** Start of DATA SHOWN **

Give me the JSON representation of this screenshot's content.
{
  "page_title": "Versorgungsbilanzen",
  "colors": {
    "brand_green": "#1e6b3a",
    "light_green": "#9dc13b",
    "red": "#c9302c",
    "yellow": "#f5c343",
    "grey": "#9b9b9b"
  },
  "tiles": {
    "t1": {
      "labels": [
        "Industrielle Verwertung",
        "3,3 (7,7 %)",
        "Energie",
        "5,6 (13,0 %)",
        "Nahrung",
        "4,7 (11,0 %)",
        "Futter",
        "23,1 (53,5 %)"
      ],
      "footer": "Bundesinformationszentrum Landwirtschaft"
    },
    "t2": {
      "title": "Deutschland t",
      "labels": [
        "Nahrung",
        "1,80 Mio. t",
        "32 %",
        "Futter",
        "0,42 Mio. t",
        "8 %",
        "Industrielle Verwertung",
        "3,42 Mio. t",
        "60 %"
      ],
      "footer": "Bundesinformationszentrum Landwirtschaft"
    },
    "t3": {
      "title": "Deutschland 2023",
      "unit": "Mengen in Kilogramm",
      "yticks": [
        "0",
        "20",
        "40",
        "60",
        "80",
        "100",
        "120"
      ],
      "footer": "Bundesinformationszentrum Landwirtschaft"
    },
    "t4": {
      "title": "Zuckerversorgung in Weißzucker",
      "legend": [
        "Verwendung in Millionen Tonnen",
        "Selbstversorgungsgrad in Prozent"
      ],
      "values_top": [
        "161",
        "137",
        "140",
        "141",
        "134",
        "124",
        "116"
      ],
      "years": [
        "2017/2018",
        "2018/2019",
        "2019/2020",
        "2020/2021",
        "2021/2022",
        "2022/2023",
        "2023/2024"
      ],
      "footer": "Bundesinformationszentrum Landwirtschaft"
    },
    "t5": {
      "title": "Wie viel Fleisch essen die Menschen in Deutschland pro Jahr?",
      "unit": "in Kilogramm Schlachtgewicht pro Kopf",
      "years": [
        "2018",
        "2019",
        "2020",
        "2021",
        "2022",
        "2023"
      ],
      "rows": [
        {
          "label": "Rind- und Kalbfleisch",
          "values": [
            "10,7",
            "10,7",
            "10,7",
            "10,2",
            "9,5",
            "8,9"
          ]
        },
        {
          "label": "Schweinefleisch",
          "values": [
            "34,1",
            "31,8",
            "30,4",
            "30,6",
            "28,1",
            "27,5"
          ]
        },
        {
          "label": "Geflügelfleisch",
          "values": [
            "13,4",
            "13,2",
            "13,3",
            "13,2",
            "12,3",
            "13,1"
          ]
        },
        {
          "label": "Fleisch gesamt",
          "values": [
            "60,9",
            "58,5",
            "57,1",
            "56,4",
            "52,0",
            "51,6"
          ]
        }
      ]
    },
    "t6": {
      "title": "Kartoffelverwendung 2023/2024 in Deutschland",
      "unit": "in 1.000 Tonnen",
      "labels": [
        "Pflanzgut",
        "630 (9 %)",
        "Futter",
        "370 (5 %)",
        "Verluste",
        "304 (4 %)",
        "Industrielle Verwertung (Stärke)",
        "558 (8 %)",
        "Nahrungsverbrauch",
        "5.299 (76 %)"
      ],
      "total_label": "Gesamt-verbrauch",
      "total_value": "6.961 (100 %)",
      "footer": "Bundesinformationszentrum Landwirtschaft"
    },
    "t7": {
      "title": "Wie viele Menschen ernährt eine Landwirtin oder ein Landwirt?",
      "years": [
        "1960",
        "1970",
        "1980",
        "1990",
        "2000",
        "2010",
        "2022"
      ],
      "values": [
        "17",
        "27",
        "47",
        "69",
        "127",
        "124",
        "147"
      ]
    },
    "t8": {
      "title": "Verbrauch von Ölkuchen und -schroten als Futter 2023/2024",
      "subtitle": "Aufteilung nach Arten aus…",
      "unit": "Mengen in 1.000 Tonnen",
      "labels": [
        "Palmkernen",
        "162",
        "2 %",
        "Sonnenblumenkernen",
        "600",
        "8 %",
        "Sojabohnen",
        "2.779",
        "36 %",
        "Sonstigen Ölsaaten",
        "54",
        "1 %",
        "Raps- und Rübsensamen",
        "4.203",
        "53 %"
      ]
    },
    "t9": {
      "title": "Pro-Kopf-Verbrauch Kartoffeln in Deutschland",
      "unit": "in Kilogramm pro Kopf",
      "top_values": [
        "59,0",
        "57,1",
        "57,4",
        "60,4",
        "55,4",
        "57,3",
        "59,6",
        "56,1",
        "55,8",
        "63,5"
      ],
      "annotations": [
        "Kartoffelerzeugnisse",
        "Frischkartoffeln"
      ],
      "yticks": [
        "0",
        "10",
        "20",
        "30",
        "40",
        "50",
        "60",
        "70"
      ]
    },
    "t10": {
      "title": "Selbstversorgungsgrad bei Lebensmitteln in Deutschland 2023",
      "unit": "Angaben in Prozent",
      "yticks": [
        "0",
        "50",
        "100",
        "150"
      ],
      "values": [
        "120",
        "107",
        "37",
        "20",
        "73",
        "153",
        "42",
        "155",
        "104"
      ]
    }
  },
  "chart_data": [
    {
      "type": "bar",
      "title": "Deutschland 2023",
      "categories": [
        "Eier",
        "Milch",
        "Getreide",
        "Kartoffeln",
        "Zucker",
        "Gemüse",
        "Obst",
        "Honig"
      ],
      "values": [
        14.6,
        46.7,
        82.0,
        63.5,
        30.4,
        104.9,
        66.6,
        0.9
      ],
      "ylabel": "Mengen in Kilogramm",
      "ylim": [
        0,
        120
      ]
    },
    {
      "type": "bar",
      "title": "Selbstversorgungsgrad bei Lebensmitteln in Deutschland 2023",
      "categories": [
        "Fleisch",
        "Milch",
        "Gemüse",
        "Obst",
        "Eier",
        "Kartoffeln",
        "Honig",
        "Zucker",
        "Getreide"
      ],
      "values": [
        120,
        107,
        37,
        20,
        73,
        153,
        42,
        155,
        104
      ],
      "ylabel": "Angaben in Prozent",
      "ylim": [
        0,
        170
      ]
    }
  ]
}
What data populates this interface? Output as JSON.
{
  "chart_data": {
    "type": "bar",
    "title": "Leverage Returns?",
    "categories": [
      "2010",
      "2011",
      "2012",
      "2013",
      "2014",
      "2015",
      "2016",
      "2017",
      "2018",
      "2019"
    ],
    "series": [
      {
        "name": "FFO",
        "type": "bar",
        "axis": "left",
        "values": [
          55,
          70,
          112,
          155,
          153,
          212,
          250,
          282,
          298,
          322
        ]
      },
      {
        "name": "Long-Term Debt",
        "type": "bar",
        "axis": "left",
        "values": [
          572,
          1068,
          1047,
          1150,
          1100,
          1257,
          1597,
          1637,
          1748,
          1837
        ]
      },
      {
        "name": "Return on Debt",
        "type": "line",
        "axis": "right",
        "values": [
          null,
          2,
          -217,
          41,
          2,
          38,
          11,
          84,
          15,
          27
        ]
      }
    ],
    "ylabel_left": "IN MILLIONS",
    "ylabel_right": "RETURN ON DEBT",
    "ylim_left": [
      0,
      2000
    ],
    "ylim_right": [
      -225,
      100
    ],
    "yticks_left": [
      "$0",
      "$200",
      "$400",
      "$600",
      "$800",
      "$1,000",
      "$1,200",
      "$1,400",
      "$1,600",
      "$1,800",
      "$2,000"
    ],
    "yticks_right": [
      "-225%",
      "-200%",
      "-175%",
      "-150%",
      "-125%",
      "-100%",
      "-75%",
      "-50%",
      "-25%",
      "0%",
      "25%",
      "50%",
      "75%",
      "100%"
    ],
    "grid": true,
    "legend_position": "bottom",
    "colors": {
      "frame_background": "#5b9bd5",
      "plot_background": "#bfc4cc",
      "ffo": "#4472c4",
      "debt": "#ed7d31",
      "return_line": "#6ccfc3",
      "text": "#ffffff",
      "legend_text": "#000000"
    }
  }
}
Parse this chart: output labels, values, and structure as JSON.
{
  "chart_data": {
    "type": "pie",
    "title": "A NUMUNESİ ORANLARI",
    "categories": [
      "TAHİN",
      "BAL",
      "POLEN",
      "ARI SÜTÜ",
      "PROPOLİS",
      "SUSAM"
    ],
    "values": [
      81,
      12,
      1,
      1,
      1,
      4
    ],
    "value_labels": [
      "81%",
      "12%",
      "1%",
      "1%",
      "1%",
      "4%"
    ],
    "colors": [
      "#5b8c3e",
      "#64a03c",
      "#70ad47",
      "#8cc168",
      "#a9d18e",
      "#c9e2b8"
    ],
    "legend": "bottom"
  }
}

** End of DATA SHOWN **

▸ **SHORT TASK**
In the listing, find all lines with the string "Prozent" and copy them.

▸ **OUTPUT OF THE EXERCISE**
        "Selbstversorgungsgrad in Prozent"
      "unit": "Angaben in Prozent",
      "ylabel": "Angaben in Prozent",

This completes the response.